-- begin THE RECORDS --

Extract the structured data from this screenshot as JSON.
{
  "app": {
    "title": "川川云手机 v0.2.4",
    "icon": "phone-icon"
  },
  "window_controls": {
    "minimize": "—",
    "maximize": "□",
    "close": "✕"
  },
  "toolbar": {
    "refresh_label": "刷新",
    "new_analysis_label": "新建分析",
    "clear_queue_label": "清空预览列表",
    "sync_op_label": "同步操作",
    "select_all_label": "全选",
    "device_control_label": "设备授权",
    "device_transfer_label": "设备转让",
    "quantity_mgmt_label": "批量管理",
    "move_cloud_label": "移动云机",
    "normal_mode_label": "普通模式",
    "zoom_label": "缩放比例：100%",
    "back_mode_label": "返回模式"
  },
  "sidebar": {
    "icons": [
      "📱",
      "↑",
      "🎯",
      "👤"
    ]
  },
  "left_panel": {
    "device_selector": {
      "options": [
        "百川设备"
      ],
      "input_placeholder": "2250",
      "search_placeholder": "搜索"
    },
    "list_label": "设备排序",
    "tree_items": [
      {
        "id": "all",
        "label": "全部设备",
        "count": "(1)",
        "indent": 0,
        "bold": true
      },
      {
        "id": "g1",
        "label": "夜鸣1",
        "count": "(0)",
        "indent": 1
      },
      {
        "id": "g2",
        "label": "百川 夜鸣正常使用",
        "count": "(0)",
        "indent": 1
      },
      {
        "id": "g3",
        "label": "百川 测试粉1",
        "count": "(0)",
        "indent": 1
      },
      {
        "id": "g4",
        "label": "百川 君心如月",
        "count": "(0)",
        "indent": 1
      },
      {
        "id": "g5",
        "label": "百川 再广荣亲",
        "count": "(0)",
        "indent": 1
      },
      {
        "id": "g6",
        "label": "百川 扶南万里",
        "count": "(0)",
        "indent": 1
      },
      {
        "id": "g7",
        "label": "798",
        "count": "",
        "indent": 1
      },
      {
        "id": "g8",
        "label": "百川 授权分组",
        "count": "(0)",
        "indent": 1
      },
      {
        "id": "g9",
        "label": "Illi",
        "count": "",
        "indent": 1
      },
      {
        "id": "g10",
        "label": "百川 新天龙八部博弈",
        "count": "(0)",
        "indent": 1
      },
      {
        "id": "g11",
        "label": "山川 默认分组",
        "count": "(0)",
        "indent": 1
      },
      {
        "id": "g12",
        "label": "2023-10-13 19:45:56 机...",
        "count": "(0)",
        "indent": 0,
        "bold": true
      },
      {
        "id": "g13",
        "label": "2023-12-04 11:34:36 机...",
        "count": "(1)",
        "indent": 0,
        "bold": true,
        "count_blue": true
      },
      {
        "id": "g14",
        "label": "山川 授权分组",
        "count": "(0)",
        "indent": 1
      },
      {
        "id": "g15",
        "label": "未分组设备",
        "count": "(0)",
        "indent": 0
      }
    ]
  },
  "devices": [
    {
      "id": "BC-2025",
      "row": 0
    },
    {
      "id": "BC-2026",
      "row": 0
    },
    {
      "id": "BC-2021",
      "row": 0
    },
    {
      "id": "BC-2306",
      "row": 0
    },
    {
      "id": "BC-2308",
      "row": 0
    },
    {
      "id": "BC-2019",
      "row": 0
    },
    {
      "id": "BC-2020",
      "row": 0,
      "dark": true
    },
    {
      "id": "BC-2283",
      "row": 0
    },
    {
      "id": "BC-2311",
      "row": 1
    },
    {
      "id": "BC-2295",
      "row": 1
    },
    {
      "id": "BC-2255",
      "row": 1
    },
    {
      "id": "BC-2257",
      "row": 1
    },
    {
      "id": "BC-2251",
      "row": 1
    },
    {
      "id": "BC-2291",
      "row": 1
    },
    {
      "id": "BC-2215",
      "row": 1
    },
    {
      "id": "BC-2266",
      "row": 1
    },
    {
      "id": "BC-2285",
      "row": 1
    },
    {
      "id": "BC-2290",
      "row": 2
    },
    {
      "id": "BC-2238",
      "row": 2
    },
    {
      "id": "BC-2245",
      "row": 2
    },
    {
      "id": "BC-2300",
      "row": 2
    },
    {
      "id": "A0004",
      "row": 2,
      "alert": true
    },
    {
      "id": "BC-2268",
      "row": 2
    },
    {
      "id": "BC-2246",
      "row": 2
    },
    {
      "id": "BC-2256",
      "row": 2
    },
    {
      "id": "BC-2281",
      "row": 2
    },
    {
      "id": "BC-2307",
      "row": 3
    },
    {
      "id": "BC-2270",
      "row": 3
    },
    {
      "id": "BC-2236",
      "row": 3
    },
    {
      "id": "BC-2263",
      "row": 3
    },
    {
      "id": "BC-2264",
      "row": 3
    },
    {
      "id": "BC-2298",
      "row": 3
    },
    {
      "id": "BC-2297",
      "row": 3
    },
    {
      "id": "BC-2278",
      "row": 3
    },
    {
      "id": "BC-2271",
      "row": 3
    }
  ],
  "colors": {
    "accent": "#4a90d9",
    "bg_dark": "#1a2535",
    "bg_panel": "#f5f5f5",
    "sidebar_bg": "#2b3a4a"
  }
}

-- end THE RECORDS --

__TASK TO COMPLETE__.
Copy out each line exactly.

__CORRECT ANSWER__.
Extract the structured data from this screenshot as JSON.
{
  "app": {
    "title": "川川云手机 v0.2.4",
    "icon": "phone-icon"
  },
  "window_controls": {
    "minimize": "—",
    "maximize": "□",
    "close": "✕"
  },
  "toolbar": {
    "refresh_label": "刷新",
    "new_analysis_label": "新建分析",
    "clear_queue_label": "清空预览列表",
    "sync_op_label": "同步操作",
    "select_all_label": "全选",
    "device_control_label": "设备授权",
    "device_transfer_label": "设备转让",
    "quantity_mgmt_label": "批量管理",
    "move_cloud_label": "移动云机",
    "normal_mode_label": "普通模式",
    "zoom_label": "缩放比例：100%",
    "back_mode_label": "返回模式"
  },
  "sidebar": {
    "icons": [
      "📱",
      "↑",
      "🎯",
      "👤"
    ]
  },
  "left_panel": {
    "device_selector": {
      "options": [
        "百川设备"
      ],
      "input_placeholder": "2250",
      "search_placeholder": "搜索"
    },
    "list_label": "设备排序",
    "tree_items": [
      {
        "id": "all",
        "label": "全部设备",
        "count": "(1)",
        "indent": 0,
        "bold": true
      },
      {
        "id": "g1",
        "label": "夜鸣1",
        "count": "(0)",
        "indent": 1
      },
      {
        "id": "g2",
        "label": "百川 夜鸣正常使用",
        "count": "(0)",
        "indent": 1
      },
      {
        "id": "g3",
        "label": "百川 测试粉1",
        "count": "(0)",
        "indent": 1
      },
      {
        "id": "g4",
        "label": "百川 君心如月",
        "count": "(0)",
        "indent": 1
      },
      {
        "id": "g5",
        "label": "百川 再广荣亲",
        "count": "(0)",
        "indent": 1
      },
      {
        "id": "g6",
        "label": "百川 扶南万里",
        "count": "(0)",
        "indent": 1
      },
      {
        "id": "g7",
        "label": "798",
        "count": "",
        "indent": 1
      },
      {
        "id": "g8",
        "label": "百川 授权分组",
        "count": "(0)",
        "indent": 1
      },
      {
        "id": "g9",
        "label": "Illi",
        "count": "",
        "indent": 1
      },
      {
        "id": "g10",
        "label": "百川 新天龙八部博弈",
        "count": "(0)",
        "indent": 1
      },
      {
        "id": "g11",
        "label": "山川 默认分组",
        "count": "(0)",
        "indent": 1
      },
      {
        "id": "g12",
        "label": "2023-10-13 19:45:56 机...",
        "count": "(0)",
        "indent": 0,
        "bold": true
      },
      {
        "id": "g13",
        "label": "2023-12-04 11:34:36 机...",
        "count": "(1)",
        "indent": 0,
        "bold": true,
        "count_blue": true
      },
      {
        "id": "g14",
        "label": "山川 授权分组",
        "count": "(0)",
        "indent": 1
      },
      {
        "id": "g15",
        "label": "未分组设备",
        "count": "(0)",
        "indent": 0
      }
    ]
  },
  "devices": [
    {
      "id": "BC-2025",
      "row": 0
    },
    {
      "id": "BC-2026",
      "row": 0
    },
    {
      "id": "BC-2021",
      "row": 0
    },
    {
      "id": "BC-2306",
      "row": 0
    },
    {
      "id": "BC-2308",
      "row": 0
    },
    {
      "id": "BC-2019",
      "row": 0
    },
    {
      "id": "BC-2020",
      "row": 0,
      "dark": true
    },
    {
      "id": "BC-2283",
      "row": 0
    },
    {
      "id": "BC-2311",
      "row": 1
    },
    {
      "id": "BC-2295",
      "row": 1
    },
    {
      "id": "BC-2255",
      "row": 1
    },
    {
      "id": "BC-2257",
      "row": 1
    },
    {
      "id": "BC-2251",
      "row": 1
    },
    {
      "id": "BC-2291",
      "row": 1
    },
    {
      "id": "BC-2215",
      "row": 1
    },
    {
      "id": "BC-2266",
      "row": 1
    },
    {
      "id": "BC-2285",
      "row": 1
    },
    {
      "id": "BC-2290",
      "row": 2
    },
    {
      "id": "BC-2238",
      "row": 2
    },
    {
      "id": "BC-2245",
      "row": 2
    },
    {
      "id": "BC-2300",
      "row": 2
    },
    {
      "id": "A0004",
      "row": 2,
      "alert": true
    },
    {
      "id": "BC-2268",
      "row": 2
    },
    {
      "id": "BC-2246",
      "row": 2
    },
    {
      "id": "BC-2256",
      "row": 2
    },
    {
      "id": "BC-2281",
      "row": 2
    },
    {
      "id": "BC-2307",
      "row": 3
    },
    {
      "id": "BC-2270",
      "row": 3
    },
    {
      "id": "BC-2236",
      "row": 3
    },
    {
      "id": "BC-2263",
      "row": 3
    },
    {
      "id": "BC-2264",
      "row": 3
    },
    {
      "id": "BC-2298",
      "row": 3
    },
    {
      "id": "BC-2297",
      "row": 3
    },
    {
      "id": "BC-2278",
      "row": 3
    },
    {
      "id": "BC-2271",
      "row": 3
    }
  ],
  "colors": {
    "accent": "#4a90d9",
    "bg_dark": "#1a2535",
    "bg_panel": "#f5f5f5",
    "sidebar_bg": "#2b3a4a"
  }
}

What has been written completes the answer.